▶ _Your instructions_
Repeat the material exactly as it appears.

▶ _Raw records_

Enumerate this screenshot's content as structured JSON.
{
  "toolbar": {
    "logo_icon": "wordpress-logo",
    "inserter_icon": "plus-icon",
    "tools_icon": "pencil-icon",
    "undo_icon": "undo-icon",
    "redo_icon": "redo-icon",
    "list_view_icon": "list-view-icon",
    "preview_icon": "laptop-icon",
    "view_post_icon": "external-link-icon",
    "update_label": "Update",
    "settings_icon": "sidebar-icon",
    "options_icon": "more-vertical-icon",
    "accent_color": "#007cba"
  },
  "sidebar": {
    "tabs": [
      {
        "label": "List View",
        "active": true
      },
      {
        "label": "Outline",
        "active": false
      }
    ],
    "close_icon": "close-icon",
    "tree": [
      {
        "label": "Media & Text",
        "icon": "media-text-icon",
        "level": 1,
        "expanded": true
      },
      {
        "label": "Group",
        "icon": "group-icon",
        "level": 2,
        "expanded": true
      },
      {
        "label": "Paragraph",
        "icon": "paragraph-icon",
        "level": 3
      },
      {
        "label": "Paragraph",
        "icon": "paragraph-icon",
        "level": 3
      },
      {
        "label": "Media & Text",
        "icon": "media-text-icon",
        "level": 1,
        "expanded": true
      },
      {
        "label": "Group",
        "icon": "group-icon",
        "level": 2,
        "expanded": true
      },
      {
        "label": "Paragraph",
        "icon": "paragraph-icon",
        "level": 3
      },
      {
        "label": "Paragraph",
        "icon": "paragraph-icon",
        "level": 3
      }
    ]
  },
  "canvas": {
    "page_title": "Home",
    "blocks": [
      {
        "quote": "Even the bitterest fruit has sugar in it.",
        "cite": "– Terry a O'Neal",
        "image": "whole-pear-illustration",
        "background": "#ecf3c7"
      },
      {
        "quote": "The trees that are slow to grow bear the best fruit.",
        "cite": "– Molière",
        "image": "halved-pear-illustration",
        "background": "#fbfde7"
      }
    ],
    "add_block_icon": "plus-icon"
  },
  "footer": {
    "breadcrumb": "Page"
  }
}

▶ _Response to the task_
Enumerate this screenshot's content as structured JSON.
{
  "toolbar": {
    "logo_icon": "wordpress-logo",
    "inserter_icon": "plus-icon",
    "tools_icon": "pencil-icon",
    "undo_icon": "undo-icon",
    "redo_icon": "redo-icon",
    "list_view_icon": "list-view-icon",
    "preview_icon": "laptop-icon",
    "view_post_icon": "external-link-icon",
    "update_label": "Update",
    "settings_icon": "sidebar-icon",
    "options_icon": "more-vertical-icon",
    "accent_color": "#007cba"
  },
  "sidebar": {
    "tabs": [
      {
        "label": "List View",
        "active": true
      },
      {
        "label": "Outline",
        "active": false
      }
    ],
    "close_icon": "close-icon",
    "tree": [
      {
        "label": "Media & Text",
        "icon": "media-text-icon",
        "level": 1,
        "expanded": true
      },
      {
        "label": "Group",
        "icon": "group-icon",
        "level": 2,
        "expanded": true
      },
      {
        "label": "Paragraph",
        "icon": "paragraph-icon",
        "level": 3
      },
      {
        "label": "Paragraph",
        "icon": "paragraph-icon",
        "level": 3
      },
      {
        "label": "Media & Text",
        "icon": "media-text-icon",
        "level": 1,
        "expanded": true
      },
      {
        "label": "Group",
        "icon": "group-icon",
        "level": 2,
        "expanded": true
      },
      {
        "label": "Paragraph",
        "icon": "paragraph-icon",
        "level": 3
      },
      {
        "label": "Paragraph",
        "icon": "paragraph-icon",
        "level": 3
      }
    ]
  },
  "canvas": {
    "page_title": "Home",
    "blocks": [
      {
        "quote": "Even the bitterest fruit has sugar in it.",
        "cite": "– Terry a O'Neal",
        "image": "whole-pear-illustration",
        "background": "#ecf3c7"
      },
      {
        "quote": "The trees that are slow to grow bear the best fruit.",
        "cite": "– Molière",
        "image": "halved-pear-illustration",
        "background": "#fbfde7"
      }
    ],
    "add_block_icon": "plus-icon"
  },
  "footer": {
    "breadcrumb": "Page"
  }
}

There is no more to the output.